Copy every line of the listing that holds the string "النهاية".

### Material for the task
========================

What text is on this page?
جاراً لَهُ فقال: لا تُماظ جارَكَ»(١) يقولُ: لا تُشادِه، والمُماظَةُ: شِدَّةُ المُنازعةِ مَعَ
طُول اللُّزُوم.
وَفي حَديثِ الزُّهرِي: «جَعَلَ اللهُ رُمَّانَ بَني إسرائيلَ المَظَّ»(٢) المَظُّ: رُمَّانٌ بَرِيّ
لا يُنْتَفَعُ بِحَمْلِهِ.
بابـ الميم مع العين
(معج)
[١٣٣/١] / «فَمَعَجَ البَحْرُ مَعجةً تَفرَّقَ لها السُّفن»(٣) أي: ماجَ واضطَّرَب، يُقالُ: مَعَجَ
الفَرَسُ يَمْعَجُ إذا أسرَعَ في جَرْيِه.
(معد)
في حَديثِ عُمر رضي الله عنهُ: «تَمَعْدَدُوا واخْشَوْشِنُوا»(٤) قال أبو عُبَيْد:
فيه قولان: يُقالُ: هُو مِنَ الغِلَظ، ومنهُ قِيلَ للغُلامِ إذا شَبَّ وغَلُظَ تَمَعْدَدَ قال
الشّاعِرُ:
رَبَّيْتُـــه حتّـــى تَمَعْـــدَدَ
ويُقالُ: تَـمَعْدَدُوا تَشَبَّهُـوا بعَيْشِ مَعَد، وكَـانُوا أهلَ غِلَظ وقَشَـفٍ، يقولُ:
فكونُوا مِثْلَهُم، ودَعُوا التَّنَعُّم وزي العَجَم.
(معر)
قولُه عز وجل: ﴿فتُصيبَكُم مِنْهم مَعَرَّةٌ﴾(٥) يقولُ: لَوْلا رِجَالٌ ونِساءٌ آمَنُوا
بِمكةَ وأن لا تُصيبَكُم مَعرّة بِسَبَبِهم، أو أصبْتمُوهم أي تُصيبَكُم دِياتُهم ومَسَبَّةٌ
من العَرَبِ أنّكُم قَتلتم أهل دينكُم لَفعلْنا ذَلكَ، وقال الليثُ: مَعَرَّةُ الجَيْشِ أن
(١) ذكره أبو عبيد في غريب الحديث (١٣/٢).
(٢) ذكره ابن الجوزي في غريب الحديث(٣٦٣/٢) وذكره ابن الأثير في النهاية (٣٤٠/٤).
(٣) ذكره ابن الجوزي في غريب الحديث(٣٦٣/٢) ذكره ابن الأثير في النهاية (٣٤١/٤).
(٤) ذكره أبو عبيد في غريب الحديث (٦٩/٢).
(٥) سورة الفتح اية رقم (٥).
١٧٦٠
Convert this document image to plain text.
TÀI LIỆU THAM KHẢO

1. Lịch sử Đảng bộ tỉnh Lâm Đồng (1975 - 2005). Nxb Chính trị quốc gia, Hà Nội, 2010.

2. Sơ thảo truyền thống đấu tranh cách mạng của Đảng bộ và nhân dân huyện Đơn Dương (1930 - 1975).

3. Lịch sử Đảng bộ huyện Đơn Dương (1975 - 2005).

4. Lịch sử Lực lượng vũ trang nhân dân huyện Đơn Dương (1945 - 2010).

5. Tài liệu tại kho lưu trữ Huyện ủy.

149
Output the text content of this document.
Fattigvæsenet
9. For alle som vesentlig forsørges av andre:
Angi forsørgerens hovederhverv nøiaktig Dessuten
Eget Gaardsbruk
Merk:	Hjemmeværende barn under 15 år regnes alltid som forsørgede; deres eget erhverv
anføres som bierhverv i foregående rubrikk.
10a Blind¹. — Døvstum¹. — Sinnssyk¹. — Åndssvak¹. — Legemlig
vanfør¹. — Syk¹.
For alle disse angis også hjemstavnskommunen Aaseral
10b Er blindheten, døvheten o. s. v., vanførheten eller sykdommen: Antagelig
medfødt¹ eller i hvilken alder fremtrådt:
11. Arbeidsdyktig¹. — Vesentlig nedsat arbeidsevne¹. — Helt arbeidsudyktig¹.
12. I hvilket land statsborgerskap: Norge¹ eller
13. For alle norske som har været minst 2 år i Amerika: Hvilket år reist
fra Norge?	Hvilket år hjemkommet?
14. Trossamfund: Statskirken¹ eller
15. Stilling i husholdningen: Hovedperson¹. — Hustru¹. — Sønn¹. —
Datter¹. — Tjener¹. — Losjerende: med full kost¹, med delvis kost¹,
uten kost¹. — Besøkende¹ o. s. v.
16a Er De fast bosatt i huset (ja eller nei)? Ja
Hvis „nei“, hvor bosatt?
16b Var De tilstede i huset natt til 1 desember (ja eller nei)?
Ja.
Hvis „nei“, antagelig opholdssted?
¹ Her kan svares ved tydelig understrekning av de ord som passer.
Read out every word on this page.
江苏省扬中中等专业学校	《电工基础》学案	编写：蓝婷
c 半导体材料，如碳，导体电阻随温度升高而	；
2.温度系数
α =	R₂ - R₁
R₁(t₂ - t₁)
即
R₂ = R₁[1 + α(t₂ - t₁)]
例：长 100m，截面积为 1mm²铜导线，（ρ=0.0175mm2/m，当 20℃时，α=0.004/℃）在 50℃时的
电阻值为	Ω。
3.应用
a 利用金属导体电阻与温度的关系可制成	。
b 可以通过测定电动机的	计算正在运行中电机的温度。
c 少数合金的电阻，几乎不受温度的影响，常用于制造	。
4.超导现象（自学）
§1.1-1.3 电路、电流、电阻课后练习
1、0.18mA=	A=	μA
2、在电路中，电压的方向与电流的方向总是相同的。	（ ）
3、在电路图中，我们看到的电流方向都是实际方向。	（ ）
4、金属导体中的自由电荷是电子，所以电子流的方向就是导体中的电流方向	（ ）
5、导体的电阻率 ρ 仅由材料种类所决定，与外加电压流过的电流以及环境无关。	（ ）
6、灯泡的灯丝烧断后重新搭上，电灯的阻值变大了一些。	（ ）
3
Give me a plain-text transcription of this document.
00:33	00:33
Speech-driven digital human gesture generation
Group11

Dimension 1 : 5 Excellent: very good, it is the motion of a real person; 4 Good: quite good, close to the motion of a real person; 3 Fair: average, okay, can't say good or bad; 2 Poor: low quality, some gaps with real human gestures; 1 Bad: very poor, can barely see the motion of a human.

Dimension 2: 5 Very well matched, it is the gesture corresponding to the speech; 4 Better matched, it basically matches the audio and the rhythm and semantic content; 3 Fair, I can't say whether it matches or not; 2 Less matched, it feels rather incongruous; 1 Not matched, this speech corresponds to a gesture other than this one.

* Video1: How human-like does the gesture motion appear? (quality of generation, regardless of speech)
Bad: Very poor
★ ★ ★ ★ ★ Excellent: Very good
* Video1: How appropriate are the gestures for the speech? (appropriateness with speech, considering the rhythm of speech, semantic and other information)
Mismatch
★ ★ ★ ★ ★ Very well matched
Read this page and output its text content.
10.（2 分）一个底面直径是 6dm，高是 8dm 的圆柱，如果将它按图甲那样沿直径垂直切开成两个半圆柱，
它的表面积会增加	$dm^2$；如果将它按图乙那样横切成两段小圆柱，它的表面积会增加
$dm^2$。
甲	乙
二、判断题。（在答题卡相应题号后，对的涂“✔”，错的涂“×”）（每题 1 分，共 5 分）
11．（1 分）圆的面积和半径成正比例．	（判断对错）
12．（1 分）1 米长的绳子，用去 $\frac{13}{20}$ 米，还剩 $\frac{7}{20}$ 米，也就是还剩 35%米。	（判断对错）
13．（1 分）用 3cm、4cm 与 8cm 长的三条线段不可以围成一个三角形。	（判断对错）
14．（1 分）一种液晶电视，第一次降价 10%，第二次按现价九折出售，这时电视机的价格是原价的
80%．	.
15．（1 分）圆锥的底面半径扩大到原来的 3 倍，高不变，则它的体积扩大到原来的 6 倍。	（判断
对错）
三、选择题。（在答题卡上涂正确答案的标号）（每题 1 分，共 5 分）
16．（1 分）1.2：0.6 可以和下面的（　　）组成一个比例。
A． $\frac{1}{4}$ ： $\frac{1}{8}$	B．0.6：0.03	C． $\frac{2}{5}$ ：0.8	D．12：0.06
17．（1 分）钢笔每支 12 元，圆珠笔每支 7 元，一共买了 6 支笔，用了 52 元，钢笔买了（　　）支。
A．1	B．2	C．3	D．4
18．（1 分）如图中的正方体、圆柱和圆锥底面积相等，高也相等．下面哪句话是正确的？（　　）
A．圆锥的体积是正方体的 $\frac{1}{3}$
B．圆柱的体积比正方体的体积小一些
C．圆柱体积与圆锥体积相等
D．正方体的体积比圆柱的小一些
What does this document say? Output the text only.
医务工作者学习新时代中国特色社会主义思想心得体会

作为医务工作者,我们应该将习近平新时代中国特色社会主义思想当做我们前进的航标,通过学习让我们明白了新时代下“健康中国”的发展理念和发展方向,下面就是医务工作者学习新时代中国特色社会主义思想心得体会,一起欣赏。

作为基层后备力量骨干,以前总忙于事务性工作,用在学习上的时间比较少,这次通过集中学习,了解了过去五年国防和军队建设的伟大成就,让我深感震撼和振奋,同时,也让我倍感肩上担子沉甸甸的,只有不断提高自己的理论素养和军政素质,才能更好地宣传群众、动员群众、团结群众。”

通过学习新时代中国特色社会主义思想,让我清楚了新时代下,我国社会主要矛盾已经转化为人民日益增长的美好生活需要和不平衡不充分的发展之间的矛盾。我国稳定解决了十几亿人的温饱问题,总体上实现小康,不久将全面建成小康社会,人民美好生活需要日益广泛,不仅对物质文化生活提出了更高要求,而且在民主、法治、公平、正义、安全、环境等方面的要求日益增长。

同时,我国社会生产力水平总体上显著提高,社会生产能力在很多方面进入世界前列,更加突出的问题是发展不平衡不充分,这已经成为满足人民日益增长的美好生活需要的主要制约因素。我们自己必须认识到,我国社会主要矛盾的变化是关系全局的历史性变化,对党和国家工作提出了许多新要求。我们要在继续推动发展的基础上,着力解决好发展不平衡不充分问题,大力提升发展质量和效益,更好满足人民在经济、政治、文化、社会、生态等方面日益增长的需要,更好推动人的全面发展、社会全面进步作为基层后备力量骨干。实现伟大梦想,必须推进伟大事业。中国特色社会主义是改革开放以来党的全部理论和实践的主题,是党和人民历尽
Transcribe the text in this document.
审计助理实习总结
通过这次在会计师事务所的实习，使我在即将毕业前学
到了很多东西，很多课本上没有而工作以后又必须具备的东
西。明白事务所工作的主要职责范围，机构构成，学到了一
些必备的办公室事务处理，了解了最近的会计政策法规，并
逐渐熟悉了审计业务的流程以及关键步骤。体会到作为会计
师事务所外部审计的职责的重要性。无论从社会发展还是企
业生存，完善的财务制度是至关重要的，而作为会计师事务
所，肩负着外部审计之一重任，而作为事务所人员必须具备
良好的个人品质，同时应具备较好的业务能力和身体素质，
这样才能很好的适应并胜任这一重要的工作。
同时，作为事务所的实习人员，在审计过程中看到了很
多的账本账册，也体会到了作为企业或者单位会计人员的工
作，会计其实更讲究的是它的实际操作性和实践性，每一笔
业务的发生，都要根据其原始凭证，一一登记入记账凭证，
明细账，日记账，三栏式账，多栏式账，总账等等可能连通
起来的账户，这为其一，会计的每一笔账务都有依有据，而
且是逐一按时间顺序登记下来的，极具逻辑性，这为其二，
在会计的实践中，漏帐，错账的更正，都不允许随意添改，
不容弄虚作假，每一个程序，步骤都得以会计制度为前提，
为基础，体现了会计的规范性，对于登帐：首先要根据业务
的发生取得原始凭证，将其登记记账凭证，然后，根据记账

========================

### The answer
(٢) ذكره ابن الجوزي في غريب الحديث(٣٦٣/٢) وذكره ابن الأثير في النهاية (٣٤٠/٤).
(٣) ذكره ابن الجوزي في غريب الحديث(٣٦٣/٢) ذكره ابن الأثير في النهاية (٣٤١/٤).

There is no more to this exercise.